*Input rows*:
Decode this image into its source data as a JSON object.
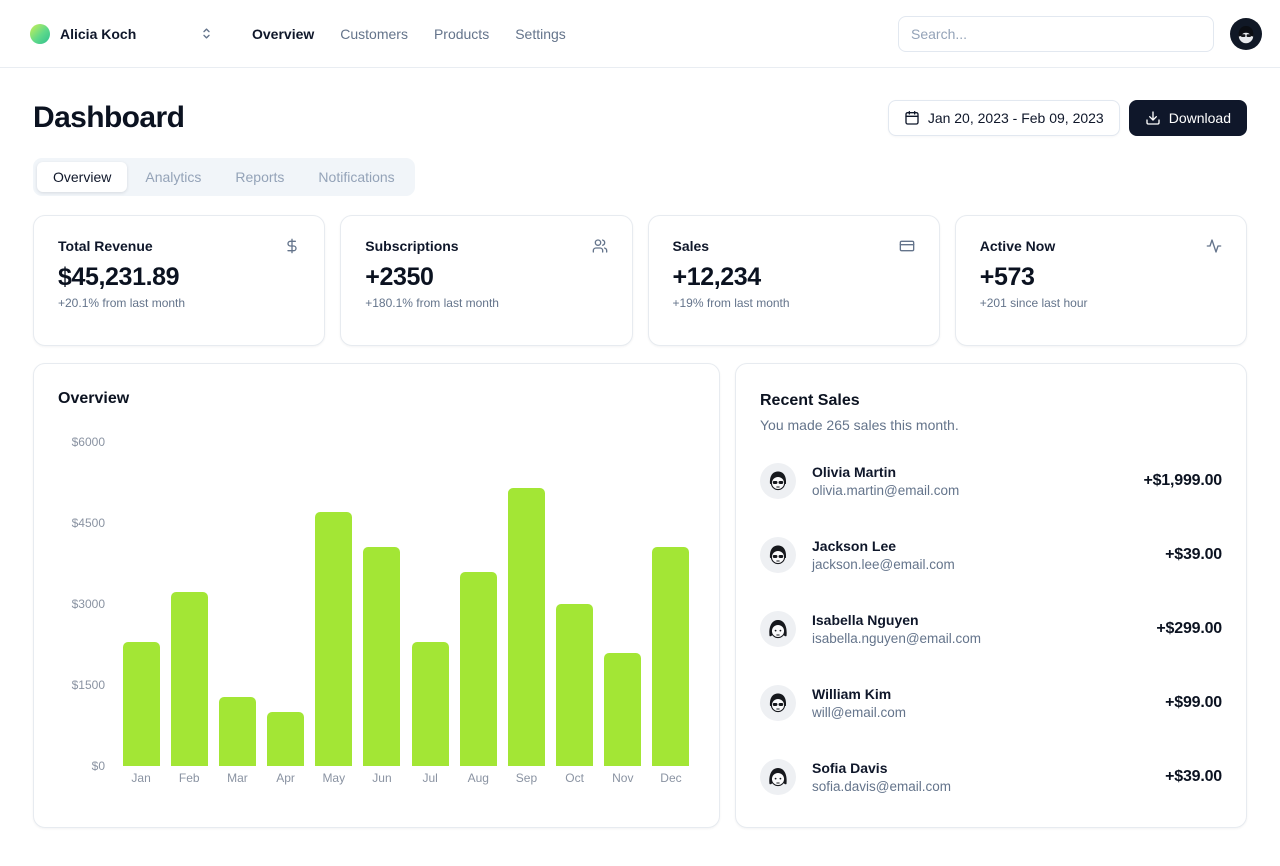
{
  "nav": {
    "team_name": "Alicia Koch",
    "search_placeholder": "Search...",
    "links": [
      {
        "label": "Overview",
        "active": true
      },
      {
        "label": "Customers",
        "active": false
      },
      {
        "label": "Products",
        "active": false
      },
      {
        "label": "Settings",
        "active": false
      }
    ]
  },
  "header": {
    "title": "Dashboard",
    "date_range": "Jan 20, 2023 - Feb 09, 2023",
    "download_label": "Download"
  },
  "tabs": [
    {
      "label": "Overview",
      "active": true
    },
    {
      "label": "Analytics",
      "active": false
    },
    {
      "label": "Reports",
      "active": false
    },
    {
      "label": "Notifications",
      "active": false
    }
  ],
  "stats": [
    {
      "title": "Total Revenue",
      "icon": "dollar-sign-icon",
      "value": "$45,231.89",
      "change": "+20.1% from last month"
    },
    {
      "title": "Subscriptions",
      "icon": "users-icon",
      "value": "+2350",
      "change": "+180.1% from last month"
    },
    {
      "title": "Sales",
      "icon": "credit-card-icon",
      "value": "+12,234",
      "change": "+19% from last month"
    },
    {
      "title": "Active Now",
      "icon": "activity-icon",
      "value": "+573",
      "change": "+201 since last hour"
    }
  ],
  "chart_data": {
    "type": "bar",
    "title": "Overview",
    "categories": [
      "Jan",
      "Feb",
      "Mar",
      "Apr",
      "May",
      "Jun",
      "Jul",
      "Aug",
      "Sep",
      "Oct",
      "Nov",
      "Dec"
    ],
    "values": [
      2300,
      3230,
      1270,
      1000,
      4700,
      4050,
      2300,
      3600,
      5140,
      3000,
      2100,
      4050
    ],
    "xlabel": "",
    "ylabel": "",
    "ylim": [
      0,
      6000
    ],
    "y_ticks": [
      "$6000",
      "$4500",
      "$3000",
      "$1500",
      "$0"
    ],
    "grid": false,
    "legend": false,
    "bar_color": "#a3e635"
  },
  "recent_sales": {
    "title": "Recent Sales",
    "subtitle": "You made 265 sales this month.",
    "items": [
      {
        "name": "Olivia Martin",
        "email": "olivia.martin@email.com",
        "amount": "+$1,999.00"
      },
      {
        "name": "Jackson Lee",
        "email": "jackson.lee@email.com",
        "amount": "+$39.00"
      },
      {
        "name": "Isabella Nguyen",
        "email": "isabella.nguyen@email.com",
        "amount": "+$299.00"
      },
      {
        "name": "William Kim",
        "email": "will@email.com",
        "amount": "+$99.00"
      },
      {
        "name": "Sofia Davis",
        "email": "sofia.davis@email.com",
        "amount": "+$39.00"
      }
    ]
  },
  "colors": {
    "accent_bar": "#a3e635",
    "dark_button": "#0f172a",
    "muted_text": "#64748b",
    "border": "#e2e8f0"
  }
}
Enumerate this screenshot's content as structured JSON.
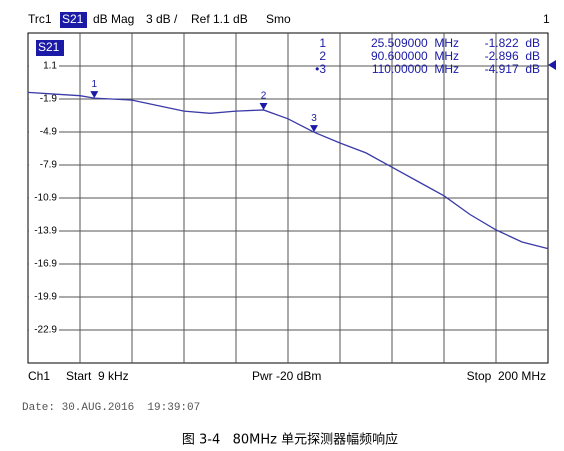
{
  "header": {
    "trace": "Trc1",
    "param": "S21",
    "format": "dB Mag",
    "scale": "3 dB /",
    "ref": "Ref 1.1 dB",
    "smo": "Smo",
    "channel_number": "1"
  },
  "chart_data": {
    "type": "line",
    "trace_label": "S21",
    "color": "#3a3aa8",
    "xlim": [
      0.009,
      200
    ],
    "ylim": [
      -25.9,
      4.1
    ],
    "yticks": [
      1.1,
      -1.9,
      -4.9,
      -7.9,
      -10.9,
      -13.9,
      -16.9,
      -19.9,
      -22.9
    ],
    "grid": true,
    "x": [
      0.009,
      10,
      20,
      25.509,
      40,
      50,
      60,
      70,
      80,
      90.6,
      100,
      110,
      120,
      130,
      140,
      150,
      160,
      170,
      180,
      190,
      200
    ],
    "values": [
      -1.3,
      -1.45,
      -1.6,
      -1.822,
      -2.0,
      -2.5,
      -3.0,
      -3.2,
      -3.0,
      -2.896,
      -3.7,
      -4.917,
      -5.9,
      -6.8,
      -8.1,
      -9.4,
      -10.7,
      -12.4,
      -13.8,
      -14.9,
      -15.5
    ],
    "markers": [
      {
        "name": "1",
        "table_name": "1",
        "x": 25.509,
        "y": -1.822,
        "x_label": "25.509000  MHz",
        "y_label": "-1.822  dB"
      },
      {
        "name": "2",
        "table_name": "2",
        "x": 90.6,
        "y": -2.896,
        "x_label": "90.600000  MHz",
        "y_label": "-2.896  dB"
      },
      {
        "name": "3",
        "table_name": "•3",
        "x": 110,
        "y": -4.917,
        "x_label": "110.00000  MHz",
        "y_label": "-4.917  dB"
      }
    ]
  },
  "footer": {
    "channel": "Ch1",
    "start": "Start  9 kHz",
    "power": "Pwr -20 dBm",
    "stop": "Stop  200 MHz"
  },
  "date": "Date: 30.AUG.2016  19:39:07",
  "caption": "图 3-4   80MHz 单元探测器幅频响应"
}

*What the exercise asks*:
Reproduce the material in its entirety and word for word, without the pictures.

*Task solution*:
Decode this image into its source data as a JSON object.
{
  "nav": {
    "team_name": "Alicia Koch",
    "search_placeholder": "Search...",
    "links": [
      {
        "label": "Overview",
        "active": true
      },
      {
        "label": "Customers",
        "active": false
      },
      {
        "label": "Products",
        "active": false
      },
      {
        "label": "Settings",
        "active": false
      }
    ]
  },
  "header": {
    "title": "Dashboard",
    "date_range": "Jan 20, 2023 - Feb 09, 2023",
    "download_label": "Download"
  },
  "tabs": [
    {
      "label": "Overview",
      "active": true
    },
    {
      "label": "Analytics",
      "active": false
    },
    {
      "label": "Reports",
      "active": false
    },
    {
      "label": "Notifications",
      "active": false
    }
  ],
  "stats": [
    {
      "title": "Total Revenue",
      "icon": "dollar-sign-icon",
      "value": "$45,231.89",
      "change": "+20.1% from last month"
    },
    {
      "title": "Subscriptions",
      "icon": "users-icon",
      "value": "+2350",
      "change": "+180.1% from last month"
    },
    {
      "title": "Sales",
      "icon": "credit-card-icon",
      "value": "+12,234",
      "change": "+19% from last month"
    },
    {
      "title": "Active Now",
      "icon": "activity-icon",
      "value": "+573",
      "change": "+201 since last hour"
    }
  ],
  "chart_data": {
    "type": "bar",
    "title": "Overview",
    "categories": [
      "Jan",
      "Feb",
      "Mar",
      "Apr",
      "May",
      "Jun",
      "Jul",
      "Aug",
      "Sep",
      "Oct",
      "Nov",
      "Dec"
    ],
    "values": [
      2300,
      3230,
      1270,
      1000,
      4700,
      4050,
      2300,
      3600,
      5140,
      3000,
      2100,
      4050
    ],
    "xlabel": "",
    "ylabel": "",
    "ylim": [
      0,
      6000
    ],
    "y_ticks": [
      "$6000",
      "$4500",
      "$3000",
      "$1500",
      "$0"
    ],
    "grid": false,
    "legend": false,
    "bar_color": "#a3e635"
  },
  "recent_sales": {
    "title": "Recent Sales",
    "subtitle": "You made 265 sales this month.",
    "items": [
      {
        "name": "Olivia Martin",
        "email": "olivia.martin@email.com",
        "amount": "+$1,999.00"
      },
      {
        "name": "Jackson Lee",
        "email": "jackson.lee@email.com",
        "amount": "+$39.00"
      },
      {
        "name": "Isabella Nguyen",
        "email": "isabella.nguyen@email.com",
        "amount": "+$299.00"
      },
      {
        "name": "William Kim",
        "email": "will@email.com",
        "amount": "+$99.00"
      },
      {
        "name": "Sofia Davis",
        "email": "sofia.davis@email.com",
        "amount": "+$39.00"
      }
    ]
  },
  "colors": {
    "accent_bar": "#a3e635",
    "dark_button": "#0f172a",
    "muted_text": "#64748b",
    "border": "#e2e8f0"
  }
}
Enumerate this screenshot's content as structured JSON.
{
  "header": {
    "trace": "Trc1",
    "param": "S21",
    "format": "dB Mag",
    "scale": "3 dB /",
    "ref": "Ref 1.1 dB",
    "smo": "Smo",
    "channel_number": "1"
  },
  "chart_data": {
    "type": "line",
    "trace_label": "S21",
    "color": "#3a3aa8",
    "xlim": [
      0.009,
      200
    ],
    "ylim": [
      -25.9,
      4.1
    ],
    "yticks": [
      1.1,
      -1.9,
      -4.9,
      -7.9,
      -10.9,
      -13.9,
      -16.9,
      -19.9,
      -22.9
    ],
    "grid": true,
    "x": [
      0.009,
      10,
      20,
      25.509,
      40,
      50,
      60,
      70,
      80,
      90.6,
      100,
      110,
      120,
      130,
      140,
      150,
      160,
      170,
      180,
      190,
      200
    ],
    "values": [
      -1.3,
      -1.45,
      -1.6,
      -1.822,
      -2.0,
      -2.5,
      -3.0,
      -3.2,
      -3.0,
      -2.896,
      -3.7,
      -4.917,
      -5.9,
      -6.8,
      -8.1,
      -9.4,
      -10.7,
      -12.4,
      -13.8,
      -14.9,
      -15.5
    ],
    "markers": [
      {
        "name": "1",
        "table_name": "1",
        "x": 25.509,
        "y": -1.822,
        "x_label": "25.509000  MHz",
        "y_label": "-1.822  dB"
      },
      {
        "name": "2",
        "table_name": "2",
        "x": 90.6,
        "y": -2.896,
        "x_label": "90.600000  MHz",
        "y_label": "-2.896  dB"
      },
      {
        "name": "3",
        "table_name": "•3",
        "x": 110,
        "y": -4.917,
        "x_label": "110.00000  MHz",
        "y_label": "-4.917  dB"
      }
    ]
  },
  "footer": {
    "channel": "Ch1",
    "start": "Start  9 kHz",
    "power": "Pwr -20 dBm",
    "stop": "Stop  200 MHz"
  },
  "date": "Date: 30.AUG.2016  19:39:07",
  "caption": "图 3-4   80MHz 单元探测器幅频响应"
}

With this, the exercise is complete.